— start of RECORDS SUPPLIED —

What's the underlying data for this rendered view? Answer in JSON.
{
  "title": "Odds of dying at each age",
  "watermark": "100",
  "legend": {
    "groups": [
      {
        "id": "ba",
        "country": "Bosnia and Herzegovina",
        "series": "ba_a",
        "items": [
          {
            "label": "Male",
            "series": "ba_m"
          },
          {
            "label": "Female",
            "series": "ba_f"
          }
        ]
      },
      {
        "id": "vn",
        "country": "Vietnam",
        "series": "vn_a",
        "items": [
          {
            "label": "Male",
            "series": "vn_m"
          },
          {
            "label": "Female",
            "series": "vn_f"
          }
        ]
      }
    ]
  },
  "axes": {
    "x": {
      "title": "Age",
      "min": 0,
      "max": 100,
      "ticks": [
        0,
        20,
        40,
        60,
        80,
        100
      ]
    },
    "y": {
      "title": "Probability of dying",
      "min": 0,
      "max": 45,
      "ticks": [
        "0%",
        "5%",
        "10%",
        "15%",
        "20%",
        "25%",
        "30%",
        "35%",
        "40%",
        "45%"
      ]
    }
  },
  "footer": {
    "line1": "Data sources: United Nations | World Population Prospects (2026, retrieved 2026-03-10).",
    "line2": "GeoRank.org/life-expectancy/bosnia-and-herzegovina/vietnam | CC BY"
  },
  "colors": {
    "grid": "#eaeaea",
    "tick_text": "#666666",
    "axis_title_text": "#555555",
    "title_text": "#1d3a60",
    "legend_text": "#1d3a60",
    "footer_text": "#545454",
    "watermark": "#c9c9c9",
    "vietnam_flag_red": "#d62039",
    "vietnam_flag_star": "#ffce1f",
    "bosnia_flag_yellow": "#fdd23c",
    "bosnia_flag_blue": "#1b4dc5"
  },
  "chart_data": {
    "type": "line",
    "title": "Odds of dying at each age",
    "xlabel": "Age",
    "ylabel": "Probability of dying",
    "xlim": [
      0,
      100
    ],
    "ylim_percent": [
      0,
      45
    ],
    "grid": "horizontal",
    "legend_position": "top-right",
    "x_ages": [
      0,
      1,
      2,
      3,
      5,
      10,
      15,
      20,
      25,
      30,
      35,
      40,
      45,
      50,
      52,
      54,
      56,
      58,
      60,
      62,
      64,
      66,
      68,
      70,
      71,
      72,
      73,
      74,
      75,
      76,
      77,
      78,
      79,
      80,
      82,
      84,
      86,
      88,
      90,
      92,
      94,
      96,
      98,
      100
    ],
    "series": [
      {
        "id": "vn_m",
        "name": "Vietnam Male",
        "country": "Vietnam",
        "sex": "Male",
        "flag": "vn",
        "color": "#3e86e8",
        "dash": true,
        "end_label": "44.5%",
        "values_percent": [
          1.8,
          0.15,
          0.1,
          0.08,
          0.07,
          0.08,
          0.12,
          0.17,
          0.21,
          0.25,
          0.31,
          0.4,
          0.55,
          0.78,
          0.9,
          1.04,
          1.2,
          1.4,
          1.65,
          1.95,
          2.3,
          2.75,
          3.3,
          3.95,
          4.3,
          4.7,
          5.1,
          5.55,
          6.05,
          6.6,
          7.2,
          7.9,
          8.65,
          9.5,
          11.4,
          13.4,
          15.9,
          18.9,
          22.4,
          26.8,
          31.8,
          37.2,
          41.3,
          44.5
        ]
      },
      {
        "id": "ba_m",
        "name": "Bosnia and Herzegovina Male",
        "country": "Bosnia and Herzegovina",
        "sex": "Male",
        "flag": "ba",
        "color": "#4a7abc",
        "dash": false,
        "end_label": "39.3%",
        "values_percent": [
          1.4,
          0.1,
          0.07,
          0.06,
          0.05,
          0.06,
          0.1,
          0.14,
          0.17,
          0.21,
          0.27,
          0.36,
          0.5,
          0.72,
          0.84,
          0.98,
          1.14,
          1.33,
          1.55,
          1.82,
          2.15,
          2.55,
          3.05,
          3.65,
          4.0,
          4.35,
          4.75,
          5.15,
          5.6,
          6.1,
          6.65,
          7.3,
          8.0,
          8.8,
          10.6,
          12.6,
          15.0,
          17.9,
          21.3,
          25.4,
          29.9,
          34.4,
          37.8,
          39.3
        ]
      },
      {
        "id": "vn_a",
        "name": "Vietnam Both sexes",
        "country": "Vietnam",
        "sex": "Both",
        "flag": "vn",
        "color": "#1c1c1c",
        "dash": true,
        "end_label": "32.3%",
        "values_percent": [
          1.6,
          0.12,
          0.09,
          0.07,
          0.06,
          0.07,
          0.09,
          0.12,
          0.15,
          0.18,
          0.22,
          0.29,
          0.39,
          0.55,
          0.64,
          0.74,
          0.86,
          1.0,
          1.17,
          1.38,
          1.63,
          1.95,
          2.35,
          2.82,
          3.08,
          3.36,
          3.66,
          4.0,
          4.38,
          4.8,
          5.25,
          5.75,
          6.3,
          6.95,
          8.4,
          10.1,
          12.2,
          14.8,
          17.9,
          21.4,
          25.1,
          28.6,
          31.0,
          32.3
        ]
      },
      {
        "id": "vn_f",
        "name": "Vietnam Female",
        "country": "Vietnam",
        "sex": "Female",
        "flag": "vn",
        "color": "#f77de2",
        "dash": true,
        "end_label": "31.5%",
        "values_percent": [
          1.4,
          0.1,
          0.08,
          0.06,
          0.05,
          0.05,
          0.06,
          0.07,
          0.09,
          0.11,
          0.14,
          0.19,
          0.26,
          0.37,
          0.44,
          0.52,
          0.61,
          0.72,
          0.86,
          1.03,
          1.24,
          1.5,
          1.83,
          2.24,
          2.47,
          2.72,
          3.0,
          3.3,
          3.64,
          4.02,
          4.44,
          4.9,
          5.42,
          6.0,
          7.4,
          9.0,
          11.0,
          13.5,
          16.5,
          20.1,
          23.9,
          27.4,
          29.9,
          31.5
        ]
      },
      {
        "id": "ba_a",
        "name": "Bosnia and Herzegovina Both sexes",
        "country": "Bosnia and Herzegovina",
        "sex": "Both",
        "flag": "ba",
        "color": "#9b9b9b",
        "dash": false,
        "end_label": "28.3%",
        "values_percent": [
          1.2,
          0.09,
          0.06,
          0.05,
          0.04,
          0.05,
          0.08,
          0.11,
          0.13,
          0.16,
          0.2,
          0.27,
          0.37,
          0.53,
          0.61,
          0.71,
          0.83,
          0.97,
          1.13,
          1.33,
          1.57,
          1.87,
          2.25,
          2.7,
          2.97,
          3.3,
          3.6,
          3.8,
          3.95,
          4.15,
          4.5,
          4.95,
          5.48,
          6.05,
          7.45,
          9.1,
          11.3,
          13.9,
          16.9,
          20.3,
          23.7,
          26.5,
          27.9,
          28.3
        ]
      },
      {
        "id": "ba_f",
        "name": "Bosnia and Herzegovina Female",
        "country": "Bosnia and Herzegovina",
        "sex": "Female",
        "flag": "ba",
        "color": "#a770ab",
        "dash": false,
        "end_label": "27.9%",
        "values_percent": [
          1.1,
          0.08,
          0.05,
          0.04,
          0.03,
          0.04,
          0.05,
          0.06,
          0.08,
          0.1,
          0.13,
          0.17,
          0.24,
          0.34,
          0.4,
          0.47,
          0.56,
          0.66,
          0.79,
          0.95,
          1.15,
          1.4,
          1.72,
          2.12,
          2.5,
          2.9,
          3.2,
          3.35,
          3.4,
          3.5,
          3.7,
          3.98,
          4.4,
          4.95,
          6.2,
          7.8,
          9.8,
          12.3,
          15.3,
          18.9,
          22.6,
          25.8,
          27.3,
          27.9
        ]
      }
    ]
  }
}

— end of RECORDS SUPPLIED —

Search the data for the string "Odds" and copy each line where it appears.

- _CORRECT RESPONSE_
  "title": "Odds of dying at each age",
    "title": "Odds of dying at each age",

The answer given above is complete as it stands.